**RAW DATA:**

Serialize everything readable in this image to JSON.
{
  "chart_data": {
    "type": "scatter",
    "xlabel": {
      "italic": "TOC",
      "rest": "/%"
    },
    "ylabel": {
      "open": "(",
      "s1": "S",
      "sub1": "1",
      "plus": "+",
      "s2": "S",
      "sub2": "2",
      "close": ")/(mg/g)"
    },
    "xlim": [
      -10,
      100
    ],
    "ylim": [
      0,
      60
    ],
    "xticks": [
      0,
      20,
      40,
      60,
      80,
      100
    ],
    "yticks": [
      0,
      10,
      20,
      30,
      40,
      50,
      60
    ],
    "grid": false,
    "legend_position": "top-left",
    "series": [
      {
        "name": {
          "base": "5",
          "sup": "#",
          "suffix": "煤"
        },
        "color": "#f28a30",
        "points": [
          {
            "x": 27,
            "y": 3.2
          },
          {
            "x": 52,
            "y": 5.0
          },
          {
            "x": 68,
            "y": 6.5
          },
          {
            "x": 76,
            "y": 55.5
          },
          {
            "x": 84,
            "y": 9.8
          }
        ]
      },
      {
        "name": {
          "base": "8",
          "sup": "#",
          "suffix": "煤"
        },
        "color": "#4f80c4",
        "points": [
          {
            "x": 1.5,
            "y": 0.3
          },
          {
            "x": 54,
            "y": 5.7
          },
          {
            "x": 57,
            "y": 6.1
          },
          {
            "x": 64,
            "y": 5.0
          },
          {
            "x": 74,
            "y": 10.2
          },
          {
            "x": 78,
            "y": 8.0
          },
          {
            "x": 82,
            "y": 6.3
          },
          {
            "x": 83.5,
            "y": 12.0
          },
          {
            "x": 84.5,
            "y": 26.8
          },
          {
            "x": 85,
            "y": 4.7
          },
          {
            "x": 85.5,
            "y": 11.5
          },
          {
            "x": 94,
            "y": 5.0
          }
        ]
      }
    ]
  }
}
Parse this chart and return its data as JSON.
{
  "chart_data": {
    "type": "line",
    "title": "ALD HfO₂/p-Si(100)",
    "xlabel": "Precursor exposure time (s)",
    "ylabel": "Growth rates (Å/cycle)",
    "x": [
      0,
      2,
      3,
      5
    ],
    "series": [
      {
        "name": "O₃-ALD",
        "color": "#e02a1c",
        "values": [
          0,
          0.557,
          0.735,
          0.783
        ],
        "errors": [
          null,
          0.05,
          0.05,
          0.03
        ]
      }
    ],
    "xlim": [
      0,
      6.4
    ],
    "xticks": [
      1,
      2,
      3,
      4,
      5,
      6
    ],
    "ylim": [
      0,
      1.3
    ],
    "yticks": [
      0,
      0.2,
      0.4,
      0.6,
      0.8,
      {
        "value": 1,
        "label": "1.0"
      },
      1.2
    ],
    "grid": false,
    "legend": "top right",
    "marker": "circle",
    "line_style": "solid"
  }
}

**WHAT TO PRODUCE:** Output every entry shown above, exactly.

**RESULT BELOW:**
Serialize everything readable in this image to JSON.
{
  "chart_data": {
    "type": "scatter",
    "xlabel": {
      "italic": "TOC",
      "rest": "/%"
    },
    "ylabel": {
      "open": "(",
      "s1": "S",
      "sub1": "1",
      "plus": "+",
      "s2": "S",
      "sub2": "2",
      "close": ")/(mg/g)"
    },
    "xlim": [
      -10,
      100
    ],
    "ylim": [
      0,
      60
    ],
    "xticks": [
      0,
      20,
      40,
      60,
      80,
      100
    ],
    "yticks": [
      0,
      10,
      20,
      30,
      40,
      50,
      60
    ],
    "grid": false,
    "legend_position": "top-left",
    "series": [
      {
        "name": {
          "base": "5",
          "sup": "#",
          "suffix": "煤"
        },
        "color": "#f28a30",
        "points": [
          {
            "x": 27,
            "y": 3.2
          },
          {
            "x": 52,
            "y": 5.0
          },
          {
            "x": 68,
            "y": 6.5
          },
          {
            "x": 76,
            "y": 55.5
          },
          {
            "x": 84,
            "y": 9.8
          }
        ]
      },
      {
        "name": {
          "base": "8",
          "sup": "#",
          "suffix": "煤"
        },
        "color": "#4f80c4",
        "points": [
          {
            "x": 1.5,
            "y": 0.3
          },
          {
            "x": 54,
            "y": 5.7
          },
          {
            "x": 57,
            "y": 6.1
          },
          {
            "x": 64,
            "y": 5.0
          },
          {
            "x": 74,
            "y": 10.2
          },
          {
            "x": 78,
            "y": 8.0
          },
          {
            "x": 82,
            "y": 6.3
          },
          {
            "x": 83.5,
            "y": 12.0
          },
          {
            "x": 84.5,
            "y": 26.8
          },
          {
            "x": 85,
            "y": 4.7
          },
          {
            "x": 85.5,
            "y": 11.5
          },
          {
            "x": 94,
            "y": 5.0
          }
        ]
      }
    ]
  }
}
Parse this chart and return its data as JSON.
{
  "chart_data": {
    "type": "line",
    "title": "ALD HfO₂/p-Si(100)",
    "xlabel": "Precursor exposure time (s)",
    "ylabel": "Growth rates (Å/cycle)",
    "x": [
      0,
      2,
      3,
      5
    ],
    "series": [
      {
        "name": "O₃-ALD",
        "color": "#e02a1c",
        "values": [
          0,
          0.557,
          0.735,
          0.783
        ],
        "errors": [
          null,
          0.05,
          0.05,
          0.03
        ]
      }
    ],
    "xlim": [
      0,
      6.4
    ],
    "xticks": [
      1,
      2,
      3,
      4,
      5,
      6
    ],
    "ylim": [
      0,
      1.3
    ],
    "yticks": [
      0,
      0.2,
      0.4,
      0.6,
      0.8,
      {
        "value": 1,
        "label": "1.0"
      },
      1.2
    ],
    "grid": false,
    "legend": "top right",
    "marker": "circle",
    "line_style": "solid"
  }
}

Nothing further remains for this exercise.